REQUEST —
Repeat the records below exactly, leaving out every picture.

Dataset items —

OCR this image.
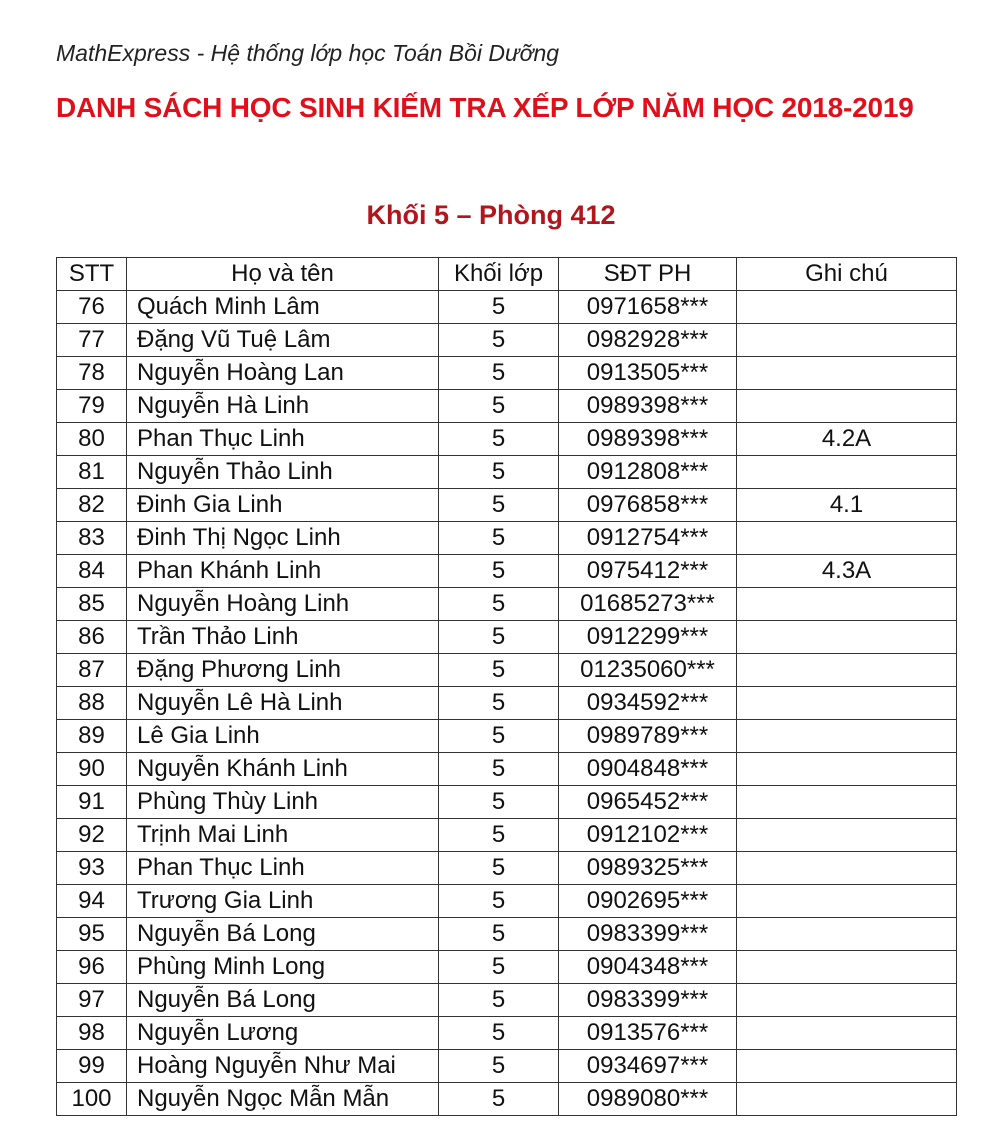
MathExpress - Hệ thống lớp học Toán Bồi Dưỡng
DANH SÁCH HỌC SINH KIẾM TRA XẾP LỚP NĂM HỌC 2018-2019
Khối 5 – Phòng 412
STT	Họ và tên	Khối lớp	SĐT PH	Ghi chú
76	Quách Minh Lâm	5	0971658***	
77	Đặng Vũ Tuệ Lâm	5	0982928***	
78	Nguyễn Hoàng Lan	5	0913505***	
79	Nguyễn Hà Linh	5	0989398***	
80	Phan Thục Linh	5	0989398***	4.2A
81	Nguyễn Thảo Linh	5	0912808***	
82	Đinh Gia Linh	5	0976858***	4.1
83	Đinh Thị Ngọc Linh	5	0912754***	
84	Phan Khánh Linh	5	0975412***	4.3A
85	Nguyễn Hoàng Linh	5	01685273***	
86	Trần Thảo Linh	5	0912299***	
87	Đặng Phương Linh	5	01235060***	
88	Nguyễn Lê Hà Linh	5	0934592***	
89	Lê Gia Linh	5	0989789***	
90	Nguyễn Khánh Linh	5	0904848***	
91	Phùng Thùy Linh	5	0965452***	
92	Trịnh Mai Linh	5	0912102***	
93	Phan Thục Linh	5	0989325***	
94	Trương Gia Linh	5	0902695***	
95	Nguyễn Bá Long	5	0983399***	
96	Phùng Minh Long	5	0904348***	
97	Nguyễn Bá Long	5	0983399***	
98	Nguyễn Lương	5	0913576***	
99	Hoàng Nguyễn Như Mai	5	0934697***	
100	Nguyễn Ngọc Mẫn Mẫn	5	0989080***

EXERCISE OUTPUT —
OCR this image.
MathExpress - Hệ thống lớp học Toán Bồi Dưỡng
DANH SÁCH HỌC SINH KIẾM TRA XẾP LỚP NĂM HỌC 2018-2019
Khối 5 – Phòng 412
STT	Họ và tên	Khối lớp	SĐT PH	Ghi chú
76	Quách Minh Lâm	5	0971658***	
77	Đặng Vũ Tuệ Lâm	5	0982928***	
78	Nguyễn Hoàng Lan	5	0913505***	
79	Nguyễn Hà Linh	5	0989398***	
80	Phan Thục Linh	5	0989398***	4.2A
81	Nguyễn Thảo Linh	5	0912808***	
82	Đinh Gia Linh	5	0976858***	4.1
83	Đinh Thị Ngọc Linh	5	0912754***	
84	Phan Khánh Linh	5	0975412***	4.3A
85	Nguyễn Hoàng Linh	5	01685273***	
86	Trần Thảo Linh	5	0912299***	
87	Đặng Phương Linh	5	01235060***	
88	Nguyễn Lê Hà Linh	5	0934592***	
89	Lê Gia Linh	5	0989789***	
90	Nguyễn Khánh Linh	5	0904848***	
91	Phùng Thùy Linh	5	0965452***	
92	Trịnh Mai Linh	5	0912102***	
93	Phan Thục Linh	5	0989325***	
94	Trương Gia Linh	5	0902695***	
95	Nguyễn Bá Long	5	0983399***	
96	Phùng Minh Long	5	0904348***	
97	Nguyễn Bá Long	5	0983399***	
98	Nguyễn Lương	5	0913576***	
99	Hoàng Nguyễn Như Mai	5	0934697***	
100	Nguyễn Ngọc Mẫn Mẫn	5	0989080***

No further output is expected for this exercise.